[Dataset records]
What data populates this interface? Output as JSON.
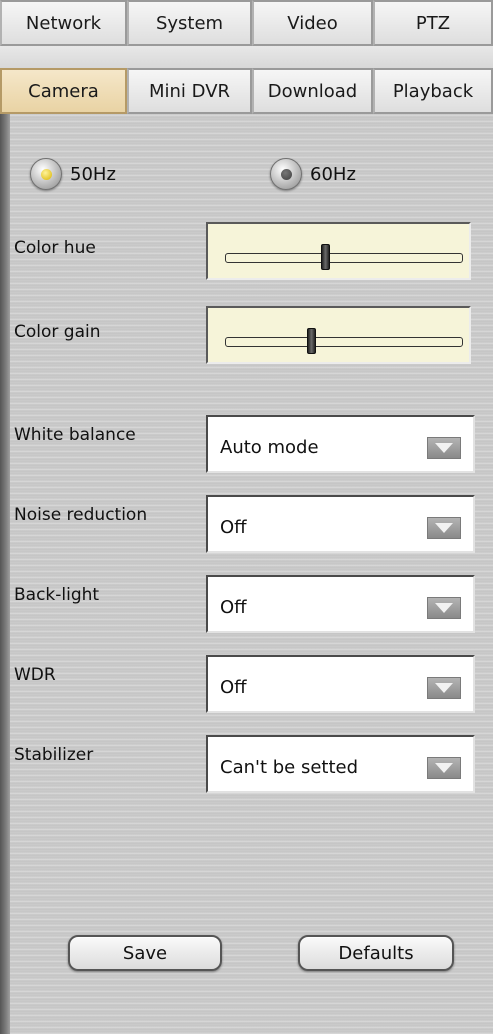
{
  "tabs_row1": [
    "Network",
    "System",
    "Video",
    "PTZ"
  ],
  "tabs_row2": [
    "Camera",
    "Mini DVR",
    "Download",
    "Playback"
  ],
  "active_tab": "Camera",
  "frequency": {
    "option_a": "50Hz",
    "option_b": "60Hz",
    "selected": "50Hz"
  },
  "color_hue": {
    "label": "Color hue",
    "level": 0.42
  },
  "color_gain": {
    "label": "Color gain",
    "level": 0.36
  },
  "white_balance": {
    "label": "White balance",
    "value": "Auto mode"
  },
  "noise_reduction": {
    "label": "Noise reduction",
    "value": "Off"
  },
  "back_light": {
    "label": "Back-light",
    "value": "Off"
  },
  "wdr": {
    "label": "WDR",
    "value": "Off"
  },
  "stabilizer": {
    "label": "Stabilizer",
    "value": "Can't be setted"
  },
  "buttons": {
    "save": "Save",
    "defaults": "Defaults"
  },
  "colors": {
    "active_tab": "#f0deb7",
    "slider_bg": "#f6f4d9",
    "radio_on": "#e8c600"
  }
}
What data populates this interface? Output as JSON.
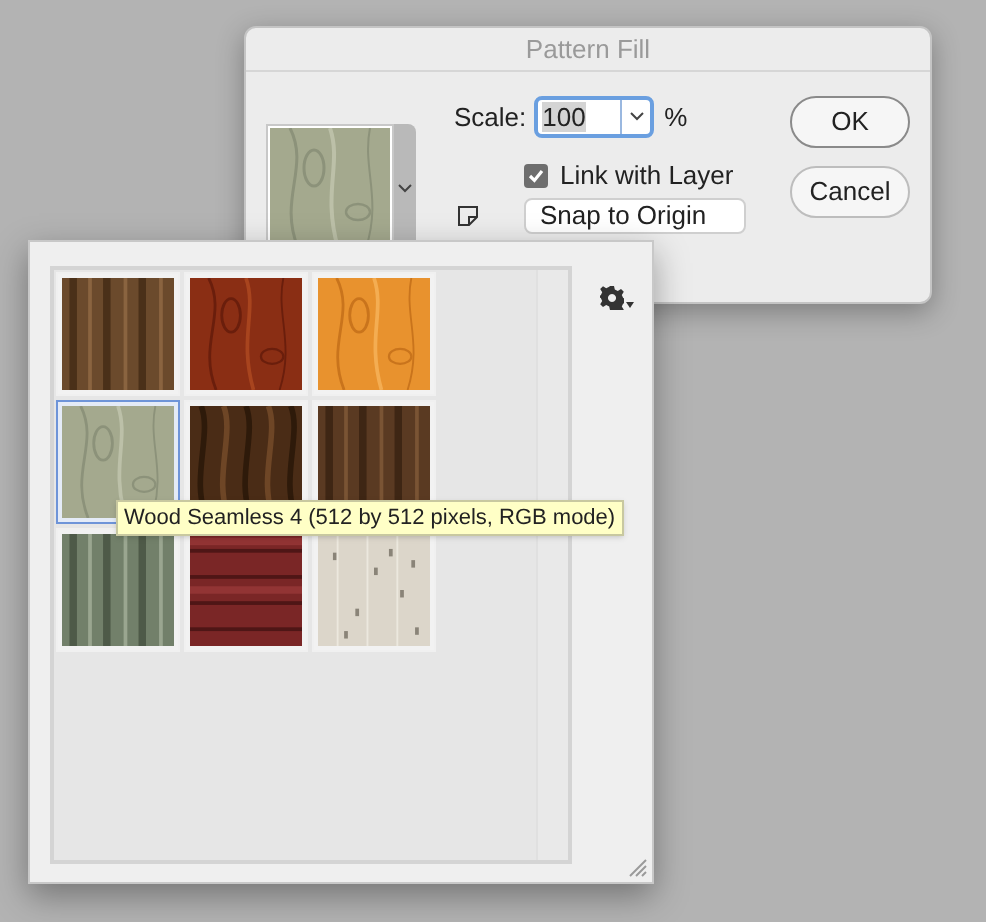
{
  "dialog": {
    "title": "Pattern Fill",
    "scale_label": "Scale:",
    "scale_value": "100",
    "scale_unit": "%",
    "link_with_layer": {
      "label": "Link with Layer",
      "checked": true
    },
    "snap_button": "Snap to Origin",
    "ok_button": "OK",
    "cancel_button": "Cancel"
  },
  "pattern_picker": {
    "patterns": [
      {
        "selected": false
      },
      {
        "selected": false
      },
      {
        "selected": false
      },
      {
        "selected": true
      },
      {
        "selected": false
      },
      {
        "selected": false
      },
      {
        "selected": false
      },
      {
        "selected": false
      },
      {
        "selected": false
      }
    ],
    "tooltip": "Wood Seamless 4 (512 by 512 pixels, RGB mode)"
  }
}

◆ **Task to complete**
Set down the material above as is, without any pictures.

◆ **Full response**
What data populates this interface? Output as JSON.
{
  "tabs_row1": [
    "Network",
    "System",
    "Video",
    "PTZ"
  ],
  "tabs_row2": [
    "Camera",
    "Mini DVR",
    "Download",
    "Playback"
  ],
  "active_tab": "Camera",
  "frequency": {
    "option_a": "50Hz",
    "option_b": "60Hz",
    "selected": "50Hz"
  },
  "color_hue": {
    "label": "Color hue",
    "level": 0.42
  },
  "color_gain": {
    "label": "Color gain",
    "level": 0.36
  },
  "white_balance": {
    "label": "White balance",
    "value": "Auto mode"
  },
  "noise_reduction": {
    "label": "Noise reduction",
    "value": "Off"
  },
  "back_light": {
    "label": "Back-light",
    "value": "Off"
  },
  "wdr": {
    "label": "WDR",
    "value": "Off"
  },
  "stabilizer": {
    "label": "Stabilizer",
    "value": "Can't be setted"
  },
  "buttons": {
    "save": "Save",
    "defaults": "Defaults"
  },
  "colors": {
    "active_tab": "#f0deb7",
    "slider_bg": "#f6f4d9",
    "radio_on": "#e8c600"
  }
}
What data populates this interface? Output as JSON.
{
  "dialog": {
    "title": "Pattern Fill",
    "scale_label": "Scale:",
    "scale_value": "100",
    "scale_unit": "%",
    "link_with_layer": {
      "label": "Link with Layer",
      "checked": true
    },
    "snap_button": "Snap to Origin",
    "ok_button": "OK",
    "cancel_button": "Cancel"
  },
  "pattern_picker": {
    "patterns": [
      {
        "selected": false
      },
      {
        "selected": false
      },
      {
        "selected": false
      },
      {
        "selected": true
      },
      {
        "selected": false
      },
      {
        "selected": false
      },
      {
        "selected": false
      },
      {
        "selected": false
      },
      {
        "selected": false
      }
    ],
    "tooltip": "Wood Seamless 4 (512 by 512 pixels, RGB mode)"
  }
}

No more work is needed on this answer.